Required task:
Write out the entire listing below exactly, with the pictures left out.

[Data tied to figure images]
************

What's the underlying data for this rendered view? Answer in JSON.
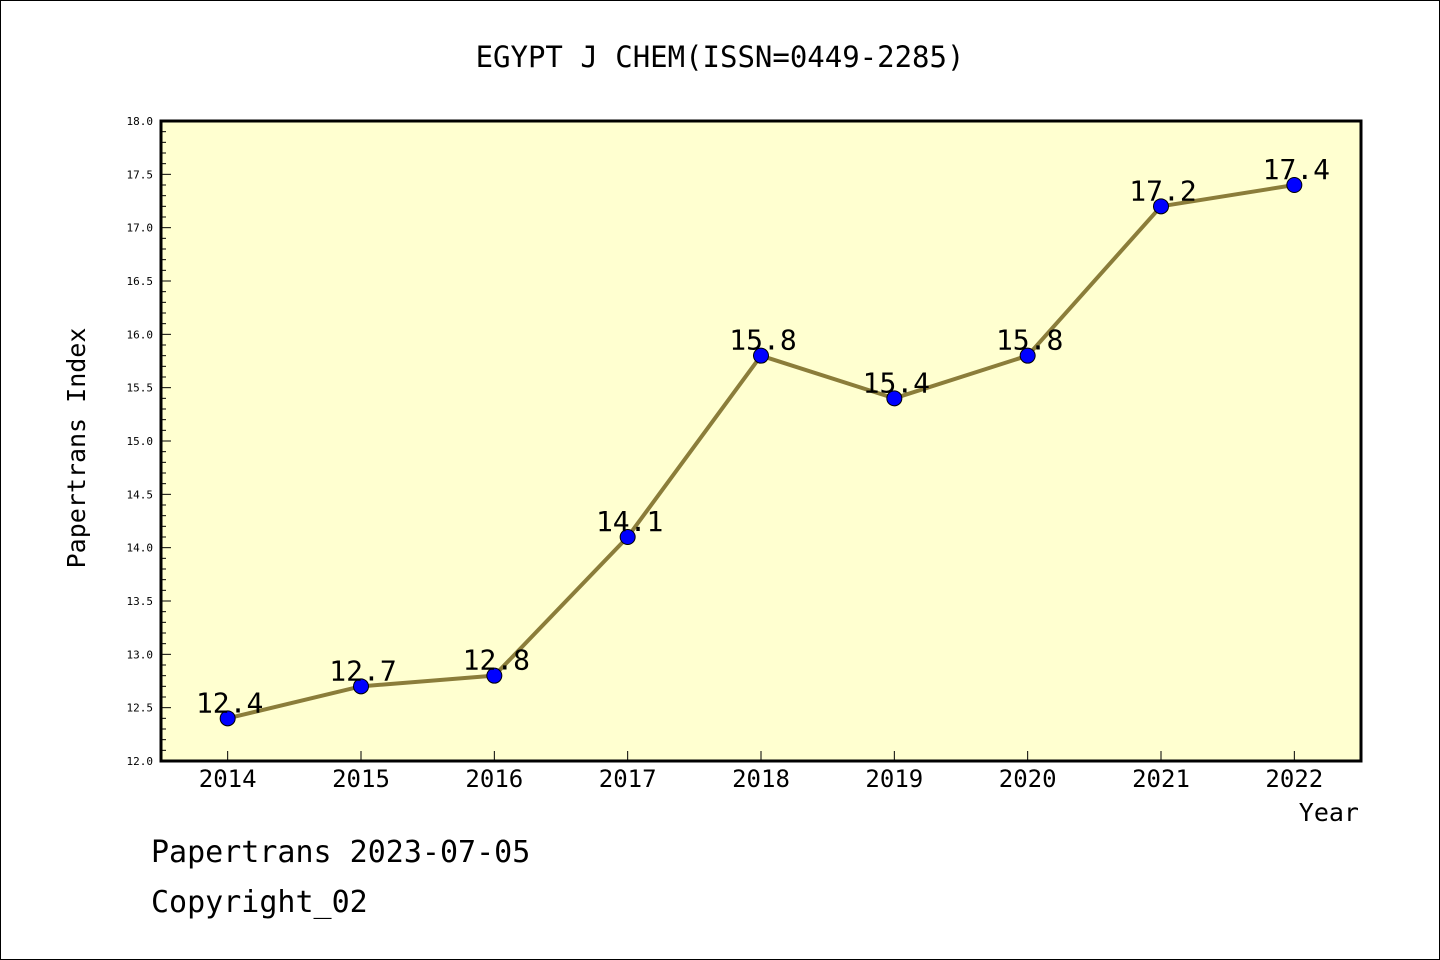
{
  "chart_data": {
    "type": "line",
    "title": "EGYPT J CHEM(ISSN=0449-2285)",
    "xlabel": "Year",
    "ylabel": "Papertrans Index",
    "categories": [
      "2014",
      "2015",
      "2016",
      "2017",
      "2018",
      "2019",
      "2020",
      "2021",
      "2022"
    ],
    "series": [
      {
        "values": [
          12.4,
          12.7,
          12.8,
          14.1,
          15.8,
          15.4,
          15.8,
          17.2,
          17.4
        ]
      }
    ],
    "data_labels": [
      "12.4",
      "12.7",
      "12.8",
      "14.1",
      "15.8",
      "15.4",
      "15.8",
      "17.2",
      "17.4"
    ],
    "ylim": [
      12.0,
      18.0
    ],
    "yticks": [
      "12.0",
      "12.5",
      "13.0",
      "13.5",
      "14.0",
      "14.5",
      "15.0",
      "15.5",
      "16.0",
      "16.5",
      "17.0",
      "17.5",
      "18.0"
    ],
    "grid": false,
    "colors": {
      "plot_background": "#ffffd0",
      "line": "#8b7d3a",
      "marker": "#0000ff"
    }
  },
  "footer": {
    "date_line": "Papertrans 2023-07-05",
    "copyright": "Copyright_02"
  }
}
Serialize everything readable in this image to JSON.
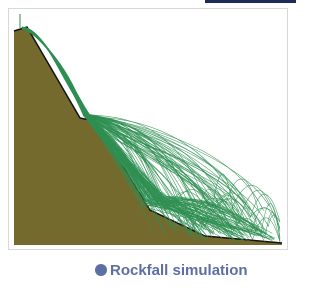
{
  "caption": "Rockfall simulation"
}
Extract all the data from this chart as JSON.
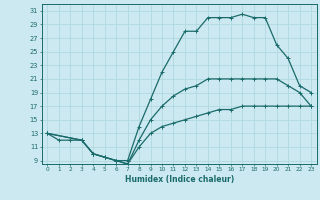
{
  "xlabel": "Humidex (Indice chaleur)",
  "bg_color": "#cce8f0",
  "grid_color": "#b0d8e0",
  "line_color": "#1a6b6b",
  "xlim": [
    -0.5,
    23.5
  ],
  "ylim": [
    8.5,
    32
  ],
  "yticks": [
    9,
    11,
    13,
    15,
    17,
    19,
    21,
    23,
    25,
    27,
    29,
    31
  ],
  "xticks": [
    0,
    1,
    2,
    3,
    4,
    5,
    6,
    7,
    8,
    9,
    10,
    11,
    12,
    13,
    14,
    15,
    16,
    17,
    18,
    19,
    20,
    21,
    22,
    23
  ],
  "curve1_x": [
    0,
    1,
    2,
    3,
    4,
    5,
    6,
    7,
    8,
    9,
    10,
    11,
    12,
    13,
    14,
    15,
    16,
    17,
    18,
    19,
    20,
    21,
    22,
    23
  ],
  "curve1_y": [
    13,
    12,
    12,
    12,
    10,
    9.5,
    9,
    9,
    14,
    18,
    22,
    25,
    28,
    28,
    30,
    30,
    30,
    30.5,
    30,
    30,
    26,
    24,
    20,
    19
  ],
  "curve2_x": [
    0,
    3,
    4,
    5,
    6,
    7,
    8,
    9,
    10,
    11,
    12,
    13,
    14,
    15,
    16,
    17,
    18,
    19,
    20,
    21,
    22,
    23
  ],
  "curve2_y": [
    13,
    12,
    10,
    9.5,
    9,
    8.5,
    12,
    15,
    17,
    18.5,
    19.5,
    20,
    21,
    21,
    21,
    21,
    21,
    21,
    21,
    20,
    19,
    17
  ],
  "curve3_x": [
    0,
    3,
    4,
    5,
    6,
    7,
    8,
    9,
    10,
    11,
    12,
    13,
    14,
    15,
    16,
    17,
    18,
    19,
    20,
    21,
    22,
    23
  ],
  "curve3_y": [
    13,
    12,
    10,
    9.5,
    9,
    8.5,
    11,
    13,
    14,
    14.5,
    15,
    15.5,
    16,
    16.5,
    16.5,
    17,
    17,
    17,
    17,
    17,
    17,
    17
  ],
  "marker": "+",
  "markersize": 3,
  "linewidth": 0.9
}
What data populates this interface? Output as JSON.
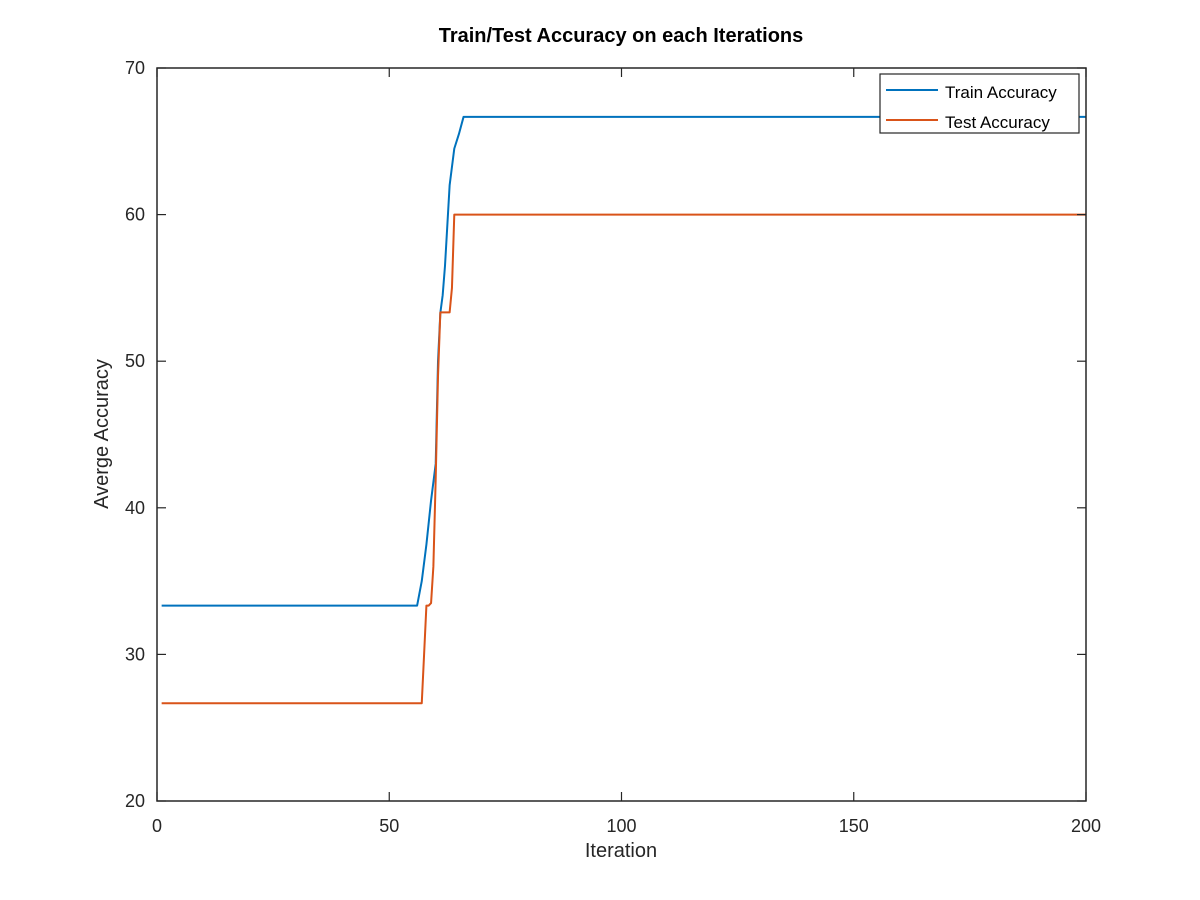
{
  "chart_data": {
    "type": "line",
    "title": "Train/Test Accuracy on each Iterations",
    "xlabel": "Iteration",
    "ylabel": "Averge Accuracy",
    "xlim": [
      0,
      200
    ],
    "ylim": [
      20,
      70
    ],
    "xticks": [
      0,
      50,
      100,
      150,
      200
    ],
    "yticks": [
      20,
      30,
      40,
      50,
      60,
      70
    ],
    "grid": false,
    "legend_position": "top-right",
    "series": [
      {
        "name": "Train Accuracy",
        "color": "#0072BD",
        "x": [
          1,
          56,
          57,
          58,
          59,
          60,
          60.5,
          61,
          61.5,
          62,
          63,
          64,
          65,
          66,
          200
        ],
        "y": [
          33.33,
          33.33,
          35,
          37.5,
          40.5,
          43,
          50,
          53.3,
          54.5,
          56.5,
          62,
          64.5,
          65.5,
          66.67,
          66.67
        ]
      },
      {
        "name": "Test Accuracy",
        "color": "#D95319",
        "x": [
          1,
          57,
          57.5,
          58,
          58.5,
          59,
          59.5,
          60,
          60.5,
          61,
          61.5,
          62,
          62.5,
          63,
          63.5,
          64,
          200
        ],
        "y": [
          26.67,
          26.67,
          30,
          33.33,
          33.33,
          33.5,
          36,
          42,
          49,
          53.33,
          53.33,
          53.33,
          53.33,
          53.33,
          55,
          60,
          60
        ]
      }
    ]
  }
}
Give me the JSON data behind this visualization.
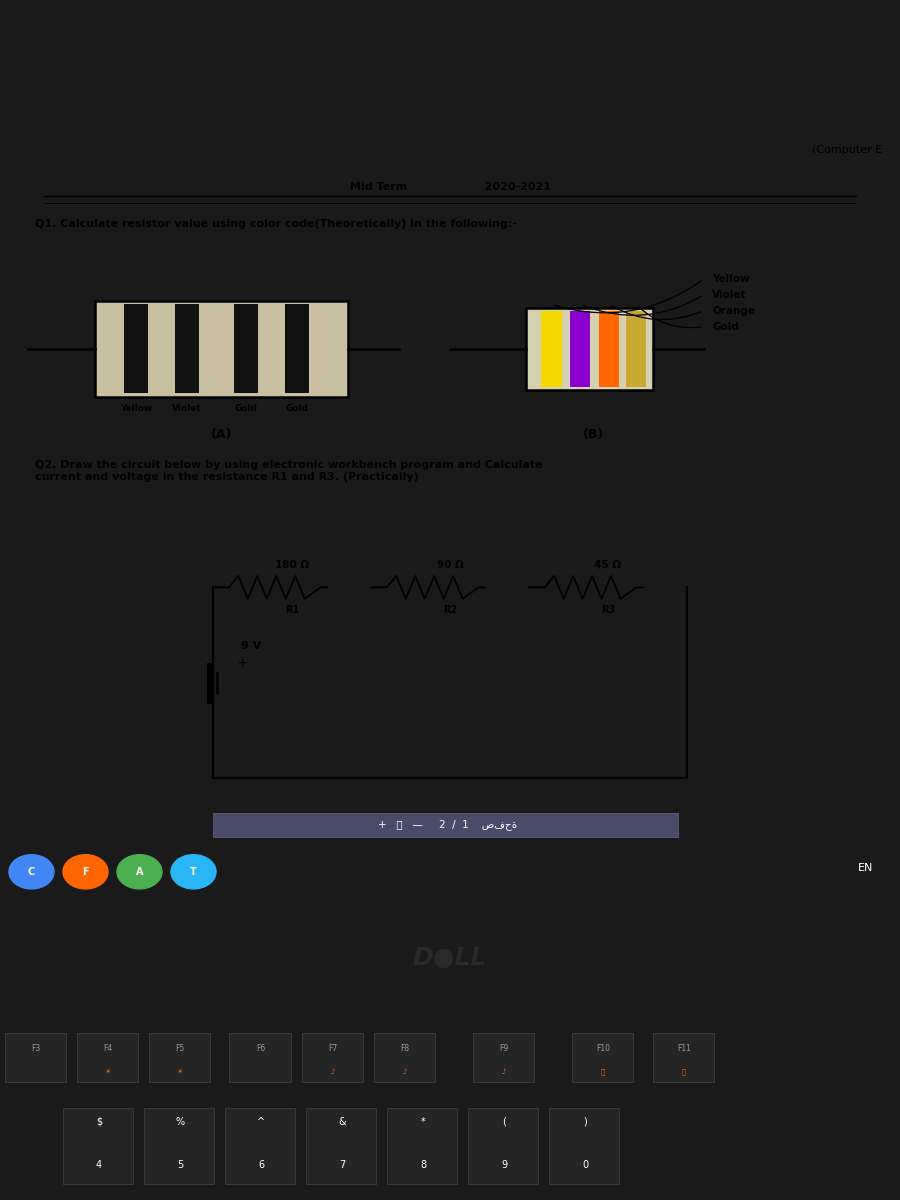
{
  "bg_outer": "#1a1a1a",
  "bg_screen_bar": "#7a7a8a",
  "bg_paper": "#e8e4d8",
  "corner_text": "(Computer E",
  "header_text": "Mid Term                    2020-2021",
  "q1_text": "Q1. Calculate resistor value using color code(Theoretically) in the following:-",
  "q2_text": "Q2. Draw the circuit below by using electronic workbench program and Calculate\ncurrent and voltage in the resistance R1 and R3. (Practically)",
  "label_A": "(A)",
  "label_B": "(B)",
  "resistorA_body_color": "#c8c0a0",
  "resistorA_band_colors": [
    "#111111",
    "#111111",
    "#111111",
    "#111111"
  ],
  "resistorA_labels": [
    "Yellow",
    "Violet",
    "Gold",
    "Gold"
  ],
  "resistorB_body_color": "#d4d0b0",
  "resistorB_band_colors": [
    "#f5d800",
    "#8b00cc",
    "#ff6600",
    "#c8a830"
  ],
  "resistorB_labels": [
    "Yellow",
    "Violet",
    "Orange",
    "Gold"
  ],
  "circuit_R_values": [
    "180 Ω",
    "90 Ω",
    "45 Ω"
  ],
  "circuit_R_names": [
    "R1",
    "R2",
    "R3"
  ],
  "circuit_voltage": "9 V",
  "taskbar_color": "#2d2d2d",
  "dell_color": "#111111",
  "keyboard_color": "#1a1a1a"
}
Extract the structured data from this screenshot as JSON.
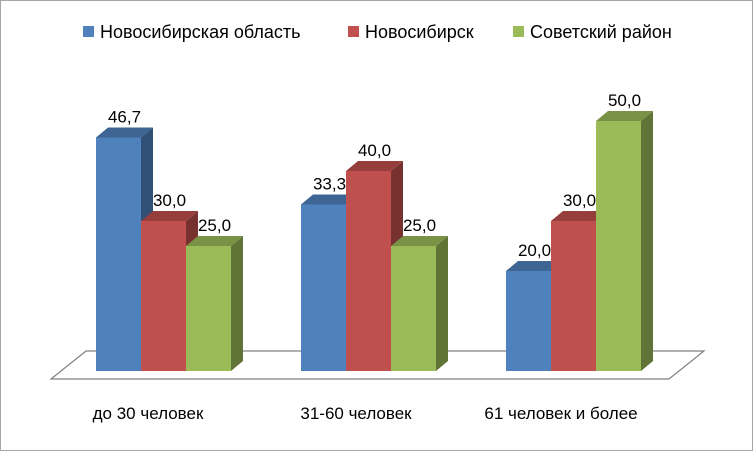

************

Solution to the problem:
What's the underlying data for this rendered view? Answer in JSON.
{
  "chart_data": {
    "type": "line",
    "title": "EGYPT J CHEM(ISSN=0449-2285)",
    "xlabel": "Year",
    "ylabel": "Papertrans Index",
    "categories": [
      "2014",
      "2015",
      "2016",
      "2017",
      "2018",
      "2019",
      "2020",
      "2021",
      "2022"
    ],
    "series": [
      {
        "values": [
          12.4,
          12.7,
          12.8,
          14.1,
          15.8,
          15.4,
          15.8,
          17.2,
          17.4
        ]
      }
    ],
    "data_labels": [
      "12.4",
      "12.7",
      "12.8",
      "14.1",
      "15.8",
      "15.4",
      "15.8",
      "17.2",
      "17.4"
    ],
    "ylim": [
      12.0,
      18.0
    ],
    "yticks": [
      "12.0",
      "12.5",
      "13.0",
      "13.5",
      "14.0",
      "14.5",
      "15.0",
      "15.5",
      "16.0",
      "16.5",
      "17.0",
      "17.5",
      "18.0"
    ],
    "grid": false,
    "colors": {
      "plot_background": "#ffffd0",
      "line": "#8b7d3a",
      "marker": "#0000ff"
    }
  },
  "footer": {
    "date_line": "Papertrans 2023-07-05",
    "copyright": "Copyright_02"
  }
}
Serialize everything readable in this image to JSON.
{
  "caption": "Rockfall simulation"
}
Extract all the data from this chart as JSON.
{
  "xlabel": "Humidex (Indice chaleur)",
  "bg_color": "#cce8f0",
  "grid_color": "#b0d8e0",
  "line_color": "#1a6b6b",
  "xlim": [
    -0.5,
    23.5
  ],
  "ylim": [
    8.5,
    32
  ],
  "yticks": [
    9,
    11,
    13,
    15,
    17,
    19,
    21,
    23,
    25,
    27,
    29,
    31
  ],
  "xticks": [
    0,
    1,
    2,
    3,
    4,
    5,
    6,
    7,
    8,
    9,
    10,
    11,
    12,
    13,
    14,
    15,
    16,
    17,
    18,
    19,
    20,
    21,
    22,
    23
  ],
  "curve1_x": [
    0,
    1,
    2,
    3,
    4,
    5,
    6,
    7,
    8,
    9,
    10,
    11,
    12,
    13,
    14,
    15,
    16,
    17,
    18,
    19,
    20,
    21,
    22,
    23
  ],
  "curve1_y": [
    13,
    12,
    12,
    12,
    10,
    9.5,
    9,
    9,
    14,
    18,
    22,
    25,
    28,
    28,
    30,
    30,
    30,
    30.5,
    30,
    30,
    26,
    24,
    20,
    19
  ],
  "curve2_x": [
    0,
    3,
    4,
    5,
    6,
    7,
    8,
    9,
    10,
    11,
    12,
    13,
    14,
    15,
    16,
    17,
    18,
    19,
    20,
    21,
    22,
    23
  ],
  "curve2_y": [
    13,
    12,
    10,
    9.5,
    9,
    8.5,
    12,
    15,
    17,
    18.5,
    19.5,
    20,
    21,
    21,
    21,
    21,
    21,
    21,
    21,
    20,
    19,
    17
  ],
  "curve3_x": [
    0,
    3,
    4,
    5,
    6,
    7,
    8,
    9,
    10,
    11,
    12,
    13,
    14,
    15,
    16,
    17,
    18,
    19,
    20,
    21,
    22,
    23
  ],
  "curve3_y": [
    13,
    12,
    10,
    9.5,
    9,
    8.5,
    11,
    13,
    14,
    14.5,
    15,
    15.5,
    16,
    16.5,
    16.5,
    17,
    17,
    17,
    17,
    17,
    17,
    17
  ],
  "marker": "+",
  "markersize": 3,
  "linewidth": 0.9
}
What data populates this interface? Output as JSON.
{
  "chart_data": {
    "type": "line",
    "title": "Train/Test Accuracy on each Iterations",
    "xlabel": "Iteration",
    "ylabel": "Averge Accuracy",
    "xlim": [
      0,
      200
    ],
    "ylim": [
      20,
      70
    ],
    "xticks": [
      0,
      50,
      100,
      150,
      200
    ],
    "yticks": [
      20,
      30,
      40,
      50,
      60,
      70
    ],
    "grid": false,
    "legend_position": "top-right",
    "series": [
      {
        "name": "Train Accuracy",
        "color": "#0072BD",
        "x": [
          1,
          56,
          57,
          58,
          59,
          60,
          60.5,
          61,
          61.5,
          62,
          63,
          64,
          65,
          66,
          200
        ],
        "y": [
          33.33,
          33.33,
          35,
          37.5,
          40.5,
          43,
          50,
          53.3,
          54.5,
          56.5,
          62,
          64.5,
          65.5,
          66.67,
          66.67
        ]
      },
      {
        "name": "Test Accuracy",
        "color": "#D95319",
        "x": [
          1,
          57,
          57.5,
          58,
          58.5,
          59,
          59.5,
          60,
          60.5,
          61,
          61.5,
          62,
          62.5,
          63,
          63.5,
          64,
          200
        ],
        "y": [
          26.67,
          26.67,
          30,
          33.33,
          33.33,
          33.5,
          36,
          42,
          49,
          53.33,
          53.33,
          53.33,
          53.33,
          53.33,
          55,
          60,
          60
        ]
      }
    ]
  }
}
Give me the JSON data behind this visualization.
{
  "bg_outer": "#1a1a1a",
  "bg_screen_bar": "#7a7a8a",
  "bg_paper": "#e8e4d8",
  "corner_text": "(Computer E",
  "header_text": "Mid Term                    2020-2021",
  "q1_text": "Q1. Calculate resistor value using color code(Theoretically) in the following:-",
  "q2_text": "Q2. Draw the circuit below by using electronic workbench program and Calculate\ncurrent and voltage in the resistance R1 and R3. (Practically)",
  "label_A": "(A)",
  "label_B": "(B)",
  "resistorA_body_color": "#c8c0a0",
  "resistorA_band_colors": [
    "#111111",
    "#111111",
    "#111111",
    "#111111"
  ],
  "resistorA_labels": [
    "Yellow",
    "Violet",
    "Gold",
    "Gold"
  ],
  "resistorB_body_color": "#d4d0b0",
  "resistorB_band_colors": [
    "#f5d800",
    "#8b00cc",
    "#ff6600",
    "#c8a830"
  ],
  "resistorB_labels": [
    "Yellow",
    "Violet",
    "Orange",
    "Gold"
  ],
  "circuit_R_values": [
    "180 Ω",
    "90 Ω",
    "45 Ω"
  ],
  "circuit_R_names": [
    "R1",
    "R2",
    "R3"
  ],
  "circuit_voltage": "9 V",
  "taskbar_color": "#2d2d2d",
  "dell_color": "#111111",
  "keyboard_color": "#1a1a1a"
}
Extract the structured data from this screenshot as JSON.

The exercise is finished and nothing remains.